## Consigne A:
Recopiez sans modification les entrées, à partir de la première et jusqu'à la ligne contenant « floor-right-edge (1544, 826, 1583, 857) », celle-ci comprise.

Des flagellations semblables caractérisaient les lupercales, fêtes
de la fécondité. Après les sacrifices au dieu Pan, les prêtres «
luperques » couraient à travers la ville en hurlant et en frappant
la foule de lanières de cuir. Des femmes enceintes offraient leur
ventre à ces coups. C'est de ces manifestations, caractéristiques
du délire mystique, que sont sorties les pratiques des flagellants
perpétuées à travers les siècles jusqu'à nos jours où viennent
de se produire les aventures du curé de Bombon. Une extase
particulière était attribuée aux corybantes qui exécutaient des
danses armées comme les curètes et les telchines. C'était une
autre forme de folie mystique. Elle s'est appelée corybantisme
lorsqu'elle s'est manifestée au XVIème et au XVIIème siècle.

## Consigne B:
Reproduisez fidèlement le passage du texte présenté, en commençant par « Des flagellations semblables » et en poursuivant jusqu'à « au XVIIème siècle. » inclus.

## Entrées extraites:
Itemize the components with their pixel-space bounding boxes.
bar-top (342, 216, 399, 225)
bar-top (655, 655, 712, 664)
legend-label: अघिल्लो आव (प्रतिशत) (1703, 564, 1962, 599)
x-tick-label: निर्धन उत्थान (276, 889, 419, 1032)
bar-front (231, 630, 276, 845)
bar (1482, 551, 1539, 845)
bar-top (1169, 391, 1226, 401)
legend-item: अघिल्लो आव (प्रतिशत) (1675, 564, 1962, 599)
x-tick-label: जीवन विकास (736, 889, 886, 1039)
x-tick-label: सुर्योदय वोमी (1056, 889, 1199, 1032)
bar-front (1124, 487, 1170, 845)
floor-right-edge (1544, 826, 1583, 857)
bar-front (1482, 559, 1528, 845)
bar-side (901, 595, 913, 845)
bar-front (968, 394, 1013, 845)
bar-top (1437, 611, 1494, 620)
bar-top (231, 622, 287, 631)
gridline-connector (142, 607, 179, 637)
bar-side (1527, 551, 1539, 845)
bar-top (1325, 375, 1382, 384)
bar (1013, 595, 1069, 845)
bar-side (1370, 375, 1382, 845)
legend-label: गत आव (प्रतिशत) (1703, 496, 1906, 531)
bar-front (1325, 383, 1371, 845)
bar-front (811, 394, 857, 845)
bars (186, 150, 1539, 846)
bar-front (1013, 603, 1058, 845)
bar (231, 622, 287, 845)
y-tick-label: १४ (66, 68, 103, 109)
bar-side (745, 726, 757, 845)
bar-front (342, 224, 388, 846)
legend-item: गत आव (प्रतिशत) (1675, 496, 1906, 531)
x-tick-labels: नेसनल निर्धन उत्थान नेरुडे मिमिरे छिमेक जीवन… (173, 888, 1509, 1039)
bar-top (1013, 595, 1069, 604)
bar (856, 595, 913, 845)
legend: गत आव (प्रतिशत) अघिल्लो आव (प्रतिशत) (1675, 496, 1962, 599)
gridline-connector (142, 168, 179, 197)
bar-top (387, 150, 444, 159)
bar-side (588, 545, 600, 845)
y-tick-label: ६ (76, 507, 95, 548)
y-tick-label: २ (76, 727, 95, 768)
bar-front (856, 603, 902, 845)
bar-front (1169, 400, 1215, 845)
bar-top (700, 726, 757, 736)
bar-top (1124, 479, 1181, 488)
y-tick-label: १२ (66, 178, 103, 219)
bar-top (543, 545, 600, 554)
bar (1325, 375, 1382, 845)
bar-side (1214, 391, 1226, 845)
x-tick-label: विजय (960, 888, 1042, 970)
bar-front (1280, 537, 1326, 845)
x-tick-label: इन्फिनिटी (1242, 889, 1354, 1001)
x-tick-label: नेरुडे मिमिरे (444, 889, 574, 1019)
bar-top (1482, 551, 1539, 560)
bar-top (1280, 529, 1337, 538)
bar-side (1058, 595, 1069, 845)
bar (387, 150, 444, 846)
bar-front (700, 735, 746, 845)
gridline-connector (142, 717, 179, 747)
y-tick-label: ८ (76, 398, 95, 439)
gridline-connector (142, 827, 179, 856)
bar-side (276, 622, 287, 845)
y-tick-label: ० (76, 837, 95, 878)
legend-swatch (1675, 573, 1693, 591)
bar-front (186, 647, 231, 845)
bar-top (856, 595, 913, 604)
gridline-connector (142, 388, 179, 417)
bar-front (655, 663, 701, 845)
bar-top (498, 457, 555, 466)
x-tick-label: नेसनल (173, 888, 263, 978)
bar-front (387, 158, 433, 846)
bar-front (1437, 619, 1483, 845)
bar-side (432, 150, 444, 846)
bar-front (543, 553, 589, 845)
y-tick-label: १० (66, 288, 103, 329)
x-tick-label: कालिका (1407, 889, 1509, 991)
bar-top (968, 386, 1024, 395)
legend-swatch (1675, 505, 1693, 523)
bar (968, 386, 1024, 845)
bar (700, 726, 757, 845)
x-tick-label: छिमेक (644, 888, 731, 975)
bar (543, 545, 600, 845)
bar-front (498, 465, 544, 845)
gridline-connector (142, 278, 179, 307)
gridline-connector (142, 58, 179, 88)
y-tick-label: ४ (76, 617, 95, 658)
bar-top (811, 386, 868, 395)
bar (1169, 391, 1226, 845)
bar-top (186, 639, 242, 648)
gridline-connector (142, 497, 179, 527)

## Solution rédigée A:
Itemize the components with their pixel-space bounding boxes.
bar-top (342, 216, 399, 225)
bar-top (655, 655, 712, 664)
legend-label: अघिल्लो आव (प्रतिशत) (1703, 564, 1962, 599)
x-tick-label: निर्धन उत्थान (276, 889, 419, 1032)
bar-front (231, 630, 276, 845)
bar (1482, 551, 1539, 845)
bar-top (1169, 391, 1226, 401)
legend-item: अघिल्लो आव (प्रतिशत) (1675, 564, 1962, 599)
x-tick-label: जीवन विकास (736, 889, 886, 1039)
x-tick-label: सुर्योदय वोमी (1056, 889, 1199, 1032)
bar-front (1124, 487, 1170, 845)
floor-right-edge (1544, 826, 1583, 857)

## Solution rédigée B:
Des flagellations semblables caractérisaient les lupercales, fêtes
de la fécondité. Après les sacrifices au dieu Pan, les prêtres «
luperques » couraient à travers la ville en hurlant et en frappant
la foule de lanières de cuir. Des femmes enceintes offraient leur
ventre à ces coups. C'est de ces manifestations, caractéristiques
du délire mystique, que sont sorties les pratiques des flagellants
perpétuées à travers les siècles jusqu'à nos jours où viennent
de se produire les aventures du curé de Bombon. Une extase
particulière était attribuée aux corybantes qui exécutaient des
danses armées comme les curètes et les telchines. C'était une
autre forme de folie mystique. Elle s'est appelée corybantisme
lorsqu'elle s'est manifestée au XVIème et au XVIIème siècle.